#### Goal:
Print out the material that follows word for word.

--- START OF Information provided ---

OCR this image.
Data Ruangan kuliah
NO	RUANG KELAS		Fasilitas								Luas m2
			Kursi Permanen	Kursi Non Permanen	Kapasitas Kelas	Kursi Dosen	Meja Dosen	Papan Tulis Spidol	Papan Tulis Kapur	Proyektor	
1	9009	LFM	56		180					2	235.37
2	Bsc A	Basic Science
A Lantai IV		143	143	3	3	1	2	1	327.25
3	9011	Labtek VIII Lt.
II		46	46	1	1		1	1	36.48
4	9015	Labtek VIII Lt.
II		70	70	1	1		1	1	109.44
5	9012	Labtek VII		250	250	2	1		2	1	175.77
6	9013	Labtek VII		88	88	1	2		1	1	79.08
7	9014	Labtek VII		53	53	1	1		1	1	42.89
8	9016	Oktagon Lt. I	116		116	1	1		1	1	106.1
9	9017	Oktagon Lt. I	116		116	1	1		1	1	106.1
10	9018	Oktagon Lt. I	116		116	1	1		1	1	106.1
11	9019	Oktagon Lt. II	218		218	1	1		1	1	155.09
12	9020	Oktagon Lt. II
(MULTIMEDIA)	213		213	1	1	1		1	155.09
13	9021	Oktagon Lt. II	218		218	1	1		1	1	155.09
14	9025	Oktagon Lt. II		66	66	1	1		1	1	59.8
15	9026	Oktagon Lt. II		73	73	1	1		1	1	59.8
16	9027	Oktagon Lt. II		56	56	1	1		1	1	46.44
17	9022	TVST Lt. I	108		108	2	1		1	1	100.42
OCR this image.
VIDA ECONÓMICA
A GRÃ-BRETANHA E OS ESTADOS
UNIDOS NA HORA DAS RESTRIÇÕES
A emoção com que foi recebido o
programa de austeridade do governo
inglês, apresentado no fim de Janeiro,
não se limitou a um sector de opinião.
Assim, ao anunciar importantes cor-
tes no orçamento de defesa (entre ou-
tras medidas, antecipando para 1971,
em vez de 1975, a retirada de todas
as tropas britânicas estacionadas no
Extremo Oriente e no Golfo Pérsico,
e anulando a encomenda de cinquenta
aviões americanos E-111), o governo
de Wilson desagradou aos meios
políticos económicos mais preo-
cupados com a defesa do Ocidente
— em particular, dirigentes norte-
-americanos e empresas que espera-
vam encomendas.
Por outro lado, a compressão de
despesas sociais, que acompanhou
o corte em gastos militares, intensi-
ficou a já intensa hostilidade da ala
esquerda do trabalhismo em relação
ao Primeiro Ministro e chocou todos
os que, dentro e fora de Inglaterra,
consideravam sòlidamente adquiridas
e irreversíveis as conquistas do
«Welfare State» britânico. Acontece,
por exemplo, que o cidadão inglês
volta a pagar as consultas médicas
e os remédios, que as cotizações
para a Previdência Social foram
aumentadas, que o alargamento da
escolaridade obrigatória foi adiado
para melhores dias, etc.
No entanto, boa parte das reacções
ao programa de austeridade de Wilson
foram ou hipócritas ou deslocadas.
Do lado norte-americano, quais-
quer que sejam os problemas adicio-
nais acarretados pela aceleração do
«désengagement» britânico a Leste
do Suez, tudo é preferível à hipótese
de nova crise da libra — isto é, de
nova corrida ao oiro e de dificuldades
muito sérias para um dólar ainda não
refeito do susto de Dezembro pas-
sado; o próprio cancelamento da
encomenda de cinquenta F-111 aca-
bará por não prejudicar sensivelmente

--- END OF Information provided ---

#### Task result:
OCR this image.
Data Ruangan kuliah
NO	RUANG KELAS		Fasilitas								Luas m2
			Kursi Permanen	Kursi Non Permanen	Kapasitas Kelas	Kursi Dosen	Meja Dosen	Papan Tulis Spidol	Papan Tulis Kapur	Proyektor	
1	9009	LFM	56		180					2	235.37
2	Bsc A	Basic Science
A Lantai IV		143	143	3	3	1	2	1	327.25
3	9011	Labtek VIII Lt.
II		46	46	1	1		1	1	36.48
4	9015	Labtek VIII Lt.
II		70	70	1	1		1	1	109.44
5	9012	Labtek VII		250	250	2	1		2	1	175.77
6	9013	Labtek VII		88	88	1	2		1	1	79.08
7	9014	Labtek VII		53	53	1	1		1	1	42.89
8	9016	Oktagon Lt. I	116		116	1	1		1	1	106.1
9	9017	Oktagon Lt. I	116		116	1	1		1	1	106.1
10	9018	Oktagon Lt. I	116		116	1	1		1	1	106.1
11	9019	Oktagon Lt. II	218		218	1	1		1	1	155.09
12	9020	Oktagon Lt. II
(MULTIMEDIA)	213		213	1	1	1		1	155.09
13	9021	Oktagon Lt. II	218		218	1	1		1	1	155.09
14	9025	Oktagon Lt. II		66	66	1	1		1	1	59.8
15	9026	Oktagon Lt. II		73	73	1	1		1	1	59.8
16	9027	Oktagon Lt. II		56	56	1	1		1	1	46.44
17	9022	TVST Lt. I	108		108	2	1		1	1	100.42
OCR this image.
VIDA ECONÓMICA
A GRÃ-BRETANHA E OS ESTADOS
UNIDOS NA HORA DAS RESTRIÇÕES
A emoção com que foi recebido o
programa de austeridade do governo
inglês, apresentado no fim de Janeiro,
não se limitou a um sector de opinião.
Assim, ao anunciar importantes cor-
tes no orçamento de defesa (entre ou-
tras medidas, antecipando para 1971,
em vez de 1975, a retirada de todas
as tropas britânicas estacionadas no
Extremo Oriente e no Golfo Pérsico,
e anulando a encomenda de cinquenta
aviões americanos E-111), o governo
de Wilson desagradou aos meios
políticos económicos mais preo-
cupados com a defesa do Ocidente
— em particular, dirigentes norte-
-americanos e empresas que espera-
vam encomendas.
Por outro lado, a compressão de
despesas sociais, que acompanhou
o corte em gastos militares, intensi-
ficou a já intensa hostilidade da ala
esquerda do trabalhismo em relação
ao Primeiro Ministro e chocou todos
os que, dentro e fora de Inglaterra,
consideravam sòlidamente adquiridas
e irreversíveis as conquistas do
«Welfare State» britânico. Acontece,
por exemplo, que o cidadão inglês
volta a pagar as consultas médicas
e os remédios, que as cotizações
para a Previdência Social foram
aumentadas, que o alargamento da
escolaridade obrigatória foi adiado
para melhores dias, etc.
No entanto, boa parte das reacções
ao programa de austeridade de Wilson
foram ou hipócritas ou deslocadas.
Do lado norte-americano, quais-
quer que sejam os problemas adicio-
nais acarretados pela aceleração do
«désengagement» britânico a Leste
do Suez, tudo é preferível à hipótese
de nova crise da libra — isto é, de
nova corrida ao oiro e de dificuldades
muito sérias para um dólar ainda não
refeito do susto de Dezembro pas-
sado; o próprio cancelamento da
encomenda de cinquenta F-111 aca-
bará por não prejudicar sensivelmente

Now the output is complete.